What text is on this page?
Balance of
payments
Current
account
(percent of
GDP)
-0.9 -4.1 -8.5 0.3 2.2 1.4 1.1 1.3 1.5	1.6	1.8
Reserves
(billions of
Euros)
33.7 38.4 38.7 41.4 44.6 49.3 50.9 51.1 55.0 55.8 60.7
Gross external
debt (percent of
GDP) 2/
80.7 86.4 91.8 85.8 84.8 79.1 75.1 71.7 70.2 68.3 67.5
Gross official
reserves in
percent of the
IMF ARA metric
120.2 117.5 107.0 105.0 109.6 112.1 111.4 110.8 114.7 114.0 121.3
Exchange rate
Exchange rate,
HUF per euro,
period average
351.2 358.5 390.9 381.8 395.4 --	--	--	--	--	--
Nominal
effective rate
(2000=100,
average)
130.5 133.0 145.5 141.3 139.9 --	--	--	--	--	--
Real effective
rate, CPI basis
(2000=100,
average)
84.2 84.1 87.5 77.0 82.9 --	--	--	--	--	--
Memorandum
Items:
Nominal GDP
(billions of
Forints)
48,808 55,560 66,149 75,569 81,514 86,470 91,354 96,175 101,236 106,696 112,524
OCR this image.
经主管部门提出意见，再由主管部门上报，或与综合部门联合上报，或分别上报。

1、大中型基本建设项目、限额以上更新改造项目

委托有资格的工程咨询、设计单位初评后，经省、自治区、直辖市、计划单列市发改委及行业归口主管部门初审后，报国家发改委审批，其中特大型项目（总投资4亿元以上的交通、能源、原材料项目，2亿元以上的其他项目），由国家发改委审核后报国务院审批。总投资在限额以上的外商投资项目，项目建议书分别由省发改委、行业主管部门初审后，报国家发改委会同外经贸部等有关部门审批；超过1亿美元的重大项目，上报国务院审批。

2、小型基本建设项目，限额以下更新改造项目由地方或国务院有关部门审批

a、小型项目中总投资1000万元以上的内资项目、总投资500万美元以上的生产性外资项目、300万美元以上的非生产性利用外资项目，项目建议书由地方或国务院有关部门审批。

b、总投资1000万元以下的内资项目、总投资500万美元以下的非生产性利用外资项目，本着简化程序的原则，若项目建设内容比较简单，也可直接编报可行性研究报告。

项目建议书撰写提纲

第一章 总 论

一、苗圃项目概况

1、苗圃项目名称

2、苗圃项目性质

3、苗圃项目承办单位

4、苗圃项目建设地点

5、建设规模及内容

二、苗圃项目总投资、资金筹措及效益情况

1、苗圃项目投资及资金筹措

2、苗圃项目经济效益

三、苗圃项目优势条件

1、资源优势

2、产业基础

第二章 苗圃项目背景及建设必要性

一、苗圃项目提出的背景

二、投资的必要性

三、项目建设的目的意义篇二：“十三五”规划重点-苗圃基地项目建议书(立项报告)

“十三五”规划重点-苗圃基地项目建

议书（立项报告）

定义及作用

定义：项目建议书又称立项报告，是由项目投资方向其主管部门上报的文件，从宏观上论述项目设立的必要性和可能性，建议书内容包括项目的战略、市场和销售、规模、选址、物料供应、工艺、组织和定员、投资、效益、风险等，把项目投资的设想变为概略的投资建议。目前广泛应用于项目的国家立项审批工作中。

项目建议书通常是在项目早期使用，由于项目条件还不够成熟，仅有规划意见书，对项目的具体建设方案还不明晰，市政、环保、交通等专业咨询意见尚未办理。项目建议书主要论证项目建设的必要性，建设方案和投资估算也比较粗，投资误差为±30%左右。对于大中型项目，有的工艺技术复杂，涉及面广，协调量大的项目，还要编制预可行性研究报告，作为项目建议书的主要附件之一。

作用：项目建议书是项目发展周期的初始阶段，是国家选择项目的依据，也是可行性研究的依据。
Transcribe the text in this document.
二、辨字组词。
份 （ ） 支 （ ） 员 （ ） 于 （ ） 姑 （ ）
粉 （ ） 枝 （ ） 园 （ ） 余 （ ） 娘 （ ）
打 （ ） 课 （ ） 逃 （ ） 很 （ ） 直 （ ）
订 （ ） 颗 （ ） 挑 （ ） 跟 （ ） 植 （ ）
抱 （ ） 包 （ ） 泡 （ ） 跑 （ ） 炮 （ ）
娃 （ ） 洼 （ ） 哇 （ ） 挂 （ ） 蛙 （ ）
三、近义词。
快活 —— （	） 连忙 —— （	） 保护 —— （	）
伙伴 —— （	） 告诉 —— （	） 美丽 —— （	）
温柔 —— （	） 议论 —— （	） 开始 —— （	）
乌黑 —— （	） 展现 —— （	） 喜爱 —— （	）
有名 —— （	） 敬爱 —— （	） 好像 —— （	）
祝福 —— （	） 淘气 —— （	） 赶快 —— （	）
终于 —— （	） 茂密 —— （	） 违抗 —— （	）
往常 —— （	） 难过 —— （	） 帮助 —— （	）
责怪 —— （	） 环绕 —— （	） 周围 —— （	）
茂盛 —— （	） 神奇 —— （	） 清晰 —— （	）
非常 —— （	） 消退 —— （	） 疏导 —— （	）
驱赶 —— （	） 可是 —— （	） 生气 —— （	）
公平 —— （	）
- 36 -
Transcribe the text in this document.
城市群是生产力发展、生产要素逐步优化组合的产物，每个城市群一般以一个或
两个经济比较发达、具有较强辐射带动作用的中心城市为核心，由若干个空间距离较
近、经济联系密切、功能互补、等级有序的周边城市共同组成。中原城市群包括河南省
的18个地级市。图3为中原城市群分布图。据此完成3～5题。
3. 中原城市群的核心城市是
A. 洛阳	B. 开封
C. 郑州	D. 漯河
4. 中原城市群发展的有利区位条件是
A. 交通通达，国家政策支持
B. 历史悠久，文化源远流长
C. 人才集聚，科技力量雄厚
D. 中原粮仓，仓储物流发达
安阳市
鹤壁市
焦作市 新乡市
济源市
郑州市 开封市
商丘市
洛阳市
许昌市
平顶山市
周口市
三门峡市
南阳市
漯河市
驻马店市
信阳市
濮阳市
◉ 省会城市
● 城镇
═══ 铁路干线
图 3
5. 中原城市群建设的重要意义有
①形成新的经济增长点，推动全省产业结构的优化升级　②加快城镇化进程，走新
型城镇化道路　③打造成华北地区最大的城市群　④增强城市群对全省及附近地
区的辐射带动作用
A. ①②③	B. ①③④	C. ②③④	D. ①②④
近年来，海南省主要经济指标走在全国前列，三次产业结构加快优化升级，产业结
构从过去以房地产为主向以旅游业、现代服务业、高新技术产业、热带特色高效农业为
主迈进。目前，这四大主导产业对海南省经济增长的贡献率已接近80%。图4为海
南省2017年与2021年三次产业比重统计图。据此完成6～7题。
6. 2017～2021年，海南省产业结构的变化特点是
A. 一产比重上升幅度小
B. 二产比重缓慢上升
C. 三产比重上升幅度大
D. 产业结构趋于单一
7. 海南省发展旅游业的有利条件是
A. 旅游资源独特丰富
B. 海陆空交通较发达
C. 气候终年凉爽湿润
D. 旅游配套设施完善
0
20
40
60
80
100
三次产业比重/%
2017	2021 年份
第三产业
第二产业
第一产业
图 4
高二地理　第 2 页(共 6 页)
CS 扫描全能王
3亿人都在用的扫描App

----------------

→ GIVEN EXERCISE
Repeat the records above exactly as they appear.

→ SOLUTION TO THIS TASK
What text is on this page?
Balance of
payments
Current
account
(percent of
GDP)
-0.9 -4.1 -8.5 0.3 2.2 1.4 1.1 1.3 1.5	1.6	1.8
Reserves
(billions of
Euros)
33.7 38.4 38.7 41.4 44.6 49.3 50.9 51.1 55.0 55.8 60.7
Gross external
debt (percent of
GDP) 2/
80.7 86.4 91.8 85.8 84.8 79.1 75.1 71.7 70.2 68.3 67.5
Gross official
reserves in
percent of the
IMF ARA metric
120.2 117.5 107.0 105.0 109.6 112.1 111.4 110.8 114.7 114.0 121.3
Exchange rate
Exchange rate,
HUF per euro,
period average
351.2 358.5 390.9 381.8 395.4 --	--	--	--	--	--
Nominal
effective rate
(2000=100,
average)
130.5 133.0 145.5 141.3 139.9 --	--	--	--	--	--
Real effective
rate, CPI basis
(2000=100,
average)
84.2 84.1 87.5 77.0 82.9 --	--	--	--	--	--
Memorandum
Items:
Nominal GDP
(billions of
Forints)
48,808 55,560 66,149 75,569 81,514 86,470 91,354 96,175 101,236 106,696 112,524
OCR this image.
经主管部门提出意见，再由主管部门上报，或与综合部门联合上报，或分别上报。

1、大中型基本建设项目、限额以上更新改造项目

委托有资格的工程咨询、设计单位初评后，经省、自治区、直辖市、计划单列市发改委及行业归口主管部门初审后，报国家发改委审批，其中特大型项目（总投资4亿元以上的交通、能源、原材料项目，2亿元以上的其他项目），由国家发改委审核后报国务院审批。总投资在限额以上的外商投资项目，项目建议书分别由省发改委、行业主管部门初审后，报国家发改委会同外经贸部等有关部门审批；超过1亿美元的重大项目，上报国务院审批。

2、小型基本建设项目，限额以下更新改造项目由地方或国务院有关部门审批

a、小型项目中总投资1000万元以上的内资项目、总投资500万美元以上的生产性外资项目、300万美元以上的非生产性利用外资项目，项目建议书由地方或国务院有关部门审批。

b、总投资1000万元以下的内资项目、总投资500万美元以下的非生产性利用外资项目，本着简化程序的原则，若项目建设内容比较简单，也可直接编报可行性研究报告。

项目建议书撰写提纲

第一章 总 论

一、苗圃项目概况

1、苗圃项目名称

2、苗圃项目性质

3、苗圃项目承办单位

4、苗圃项目建设地点

5、建设规模及内容

二、苗圃项目总投资、资金筹措及效益情况

1、苗圃项目投资及资金筹措

2、苗圃项目经济效益

三、苗圃项目优势条件

1、资源优势

2、产业基础

第二章 苗圃项目背景及建设必要性

一、苗圃项目提出的背景

二、投资的必要性

三、项目建设的目的意义篇二：“十三五”规划重点-苗圃基地项目建议书(立项报告)

“十三五”规划重点-苗圃基地项目建

议书（立项报告）

定义及作用

定义：项目建议书又称立项报告，是由项目投资方向其主管部门上报的文件，从宏观上论述项目设立的必要性和可能性，建议书内容包括项目的战略、市场和销售、规模、选址、物料供应、工艺、组织和定员、投资、效益、风险等，把项目投资的设想变为概略的投资建议。目前广泛应用于项目的国家立项审批工作中。

项目建议书通常是在项目早期使用，由于项目条件还不够成熟，仅有规划意见书，对项目的具体建设方案还不明晰，市政、环保、交通等专业咨询意见尚未办理。项目建议书主要论证项目建设的必要性，建设方案和投资估算也比较粗，投资误差为±30%左右。对于大中型项目，有的工艺技术复杂，涉及面广，协调量大的项目，还要编制预可行性研究报告，作为项目建议书的主要附件之一。

作用：项目建议书是项目发展周期的初始阶段，是国家选择项目的依据，也是可行性研究的依据。
Transcribe the text in this document.
二、辨字组词。
份 （ ） 支 （ ） 员 （ ） 于 （ ） 姑 （ ）
粉 （ ） 枝 （ ） 园 （ ） 余 （ ） 娘 （ ）
打 （ ） 课 （ ） 逃 （ ） 很 （ ） 直 （ ）
订 （ ） 颗 （ ） 挑 （ ） 跟 （ ） 植 （ ）
抱 （ ） 包 （ ） 泡 （ ） 跑 （ ） 炮 （ ）
娃 （ ） 洼 （ ） 哇 （ ） 挂 （ ） 蛙 （ ）
三、近义词。
快活 —— （	） 连忙 —— （	） 保护 —— （	）
伙伴 —— （	） 告诉 —— （	） 美丽 —— （	）
温柔 —— （	） 议论 —— （	） 开始 —— （	）
乌黑 —— （	） 展现 —— （	） 喜爱 —— （	）
有名 —— （	） 敬爱 —— （	） 好像 —— （	）
祝福 —— （	） 淘气 —— （	） 赶快 —— （	）
终于 —— （	） 茂密 —— （	） 违抗 —— （	）
往常 —— （	） 难过 —— （	） 帮助 —— （	）
责怪 —— （	） 环绕 —— （	） 周围 —— （	）
茂盛 —— （	） 神奇 —— （	） 清晰 —— （	）
非常 —— （	） 消退 —— （	） 疏导 —— （	）
驱赶 —— （	） 可是 —— （	） 生气 —— （	）
公平 —— （	）
- 36 -
Transcribe the text in this document.
城市群是生产力发展、生产要素逐步优化组合的产物，每个城市群一般以一个或
两个经济比较发达、具有较强辐射带动作用的中心城市为核心，由若干个空间距离较
近、经济联系密切、功能互补、等级有序的周边城市共同组成。中原城市群包括河南省
的18个地级市。图3为中原城市群分布图。据此完成3～5题。
3. 中原城市群的核心城市是
A. 洛阳	B. 开封
C. 郑州	D. 漯河
4. 中原城市群发展的有利区位条件是
A. 交通通达，国家政策支持
B. 历史悠久，文化源远流长
C. 人才集聚，科技力量雄厚
D. 中原粮仓，仓储物流发达
安阳市
鹤壁市
焦作市 新乡市
济源市
郑州市 开封市
商丘市
洛阳市
许昌市
平顶山市
周口市
三门峡市
南阳市
漯河市
驻马店市
信阳市
濮阳市
◉ 省会城市
● 城镇
═══ 铁路干线
图 3
5. 中原城市群建设的重要意义有
①形成新的经济增长点，推动全省产业结构的优化升级　②加快城镇化进程，走新
型城镇化道路　③打造成华北地区最大的城市群　④增强城市群对全省及附近地
区的辐射带动作用
A. ①②③	B. ①③④	C. ②③④	D. ①②④
近年来，海南省主要经济指标走在全国前列，三次产业结构加快优化升级，产业结
构从过去以房地产为主向以旅游业、现代服务业、高新技术产业、热带特色高效农业为
主迈进。目前，这四大主导产业对海南省经济增长的贡献率已接近80%。图4为海
南省2017年与2021年三次产业比重统计图。据此完成6～7题。
6. 2017～2021年，海南省产业结构的变化特点是
A. 一产比重上升幅度小
B. 二产比重缓慢上升
C. 三产比重上升幅度大
D. 产业结构趋于单一
7. 海南省发展旅游业的有利条件是
A. 旅游资源独特丰富
B. 海陆空交通较发达
C. 气候终年凉爽湿润
D. 旅游配套设施完善
0
20
40
60
80
100
三次产业比重/%
2017	2021 年份
第三产业
第二产业
第一产业
图 4
高二地理　第 2 页(共 6 页)
CS 扫描全能王
3亿人都在用的扫描App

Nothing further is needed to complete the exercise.